▸ **PROBLEM STATEMENT**
Pull out every line with the word "Because" from the entries below.

▸ **RECORDS FOR THE TASK**
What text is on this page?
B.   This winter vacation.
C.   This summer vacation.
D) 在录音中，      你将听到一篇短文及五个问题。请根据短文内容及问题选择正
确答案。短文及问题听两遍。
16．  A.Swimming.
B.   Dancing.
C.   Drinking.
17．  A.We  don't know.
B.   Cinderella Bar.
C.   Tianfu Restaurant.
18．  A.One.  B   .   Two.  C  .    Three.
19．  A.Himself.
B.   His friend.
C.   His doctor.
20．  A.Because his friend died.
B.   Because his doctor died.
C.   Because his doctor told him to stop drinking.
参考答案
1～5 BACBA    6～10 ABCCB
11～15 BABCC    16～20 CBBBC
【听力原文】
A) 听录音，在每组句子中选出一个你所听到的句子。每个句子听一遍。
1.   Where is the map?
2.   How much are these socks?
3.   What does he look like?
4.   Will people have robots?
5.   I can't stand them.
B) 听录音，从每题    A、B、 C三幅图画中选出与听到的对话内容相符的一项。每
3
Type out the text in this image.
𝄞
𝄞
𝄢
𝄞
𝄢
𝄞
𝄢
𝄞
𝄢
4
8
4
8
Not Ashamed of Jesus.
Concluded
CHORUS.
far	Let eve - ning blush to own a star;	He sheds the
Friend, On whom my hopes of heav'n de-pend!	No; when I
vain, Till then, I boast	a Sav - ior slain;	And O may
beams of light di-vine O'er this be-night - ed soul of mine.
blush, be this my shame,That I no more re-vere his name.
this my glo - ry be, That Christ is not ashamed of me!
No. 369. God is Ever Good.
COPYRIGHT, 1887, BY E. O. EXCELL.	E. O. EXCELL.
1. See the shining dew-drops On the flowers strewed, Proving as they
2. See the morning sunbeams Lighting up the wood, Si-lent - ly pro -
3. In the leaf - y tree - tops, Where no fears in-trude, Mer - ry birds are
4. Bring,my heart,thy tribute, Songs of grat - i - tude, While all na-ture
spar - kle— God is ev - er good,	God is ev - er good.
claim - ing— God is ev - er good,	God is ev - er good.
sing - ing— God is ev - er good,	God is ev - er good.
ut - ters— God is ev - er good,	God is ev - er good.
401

▸ **EXPECTED ANSWER**
20．  A.Because his friend died.
B.   Because his doctor died.
C.   Because his doctor told him to stop drinking.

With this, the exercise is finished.